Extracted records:
★ ★ ★ ★ ★ ★ ★

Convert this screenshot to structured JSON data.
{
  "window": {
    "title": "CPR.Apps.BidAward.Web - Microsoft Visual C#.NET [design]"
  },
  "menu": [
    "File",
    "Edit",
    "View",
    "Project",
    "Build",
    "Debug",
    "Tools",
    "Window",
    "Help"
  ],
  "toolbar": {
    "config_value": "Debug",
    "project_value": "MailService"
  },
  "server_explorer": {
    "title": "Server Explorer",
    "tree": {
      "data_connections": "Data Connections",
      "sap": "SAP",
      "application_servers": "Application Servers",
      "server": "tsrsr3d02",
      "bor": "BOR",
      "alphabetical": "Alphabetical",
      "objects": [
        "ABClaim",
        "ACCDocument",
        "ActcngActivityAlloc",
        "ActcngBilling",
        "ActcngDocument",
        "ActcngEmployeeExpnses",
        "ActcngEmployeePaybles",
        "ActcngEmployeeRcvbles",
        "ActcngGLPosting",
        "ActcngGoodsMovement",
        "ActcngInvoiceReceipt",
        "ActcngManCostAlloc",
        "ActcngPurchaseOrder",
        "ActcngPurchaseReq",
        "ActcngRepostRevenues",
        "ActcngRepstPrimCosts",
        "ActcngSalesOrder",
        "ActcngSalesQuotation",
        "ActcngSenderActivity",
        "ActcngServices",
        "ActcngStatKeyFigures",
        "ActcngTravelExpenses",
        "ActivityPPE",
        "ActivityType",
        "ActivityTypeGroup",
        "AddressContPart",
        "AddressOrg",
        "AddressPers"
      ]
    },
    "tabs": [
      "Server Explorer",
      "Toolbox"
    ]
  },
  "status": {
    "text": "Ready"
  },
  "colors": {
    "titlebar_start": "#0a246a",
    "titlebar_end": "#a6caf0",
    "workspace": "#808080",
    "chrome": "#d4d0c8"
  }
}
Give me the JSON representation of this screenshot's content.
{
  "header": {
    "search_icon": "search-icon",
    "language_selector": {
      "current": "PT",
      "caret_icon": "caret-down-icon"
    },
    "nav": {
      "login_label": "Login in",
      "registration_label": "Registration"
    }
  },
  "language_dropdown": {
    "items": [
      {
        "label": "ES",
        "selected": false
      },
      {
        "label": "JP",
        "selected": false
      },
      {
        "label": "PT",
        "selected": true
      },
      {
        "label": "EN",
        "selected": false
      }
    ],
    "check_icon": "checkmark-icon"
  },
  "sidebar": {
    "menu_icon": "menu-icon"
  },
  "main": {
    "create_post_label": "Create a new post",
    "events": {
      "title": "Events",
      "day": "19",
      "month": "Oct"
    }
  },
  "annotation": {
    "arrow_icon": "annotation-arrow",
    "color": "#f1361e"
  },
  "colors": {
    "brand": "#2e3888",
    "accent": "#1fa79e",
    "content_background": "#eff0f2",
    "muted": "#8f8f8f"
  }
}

★ ★ ★ ★ ★ ★ ★

- **What you will do**: Search the listing for the word "this". Copy every line in which it occurs.

- **Expected output**:
Convert this screenshot to structured JSON data.
Give me the JSON representation of this screenshot's content.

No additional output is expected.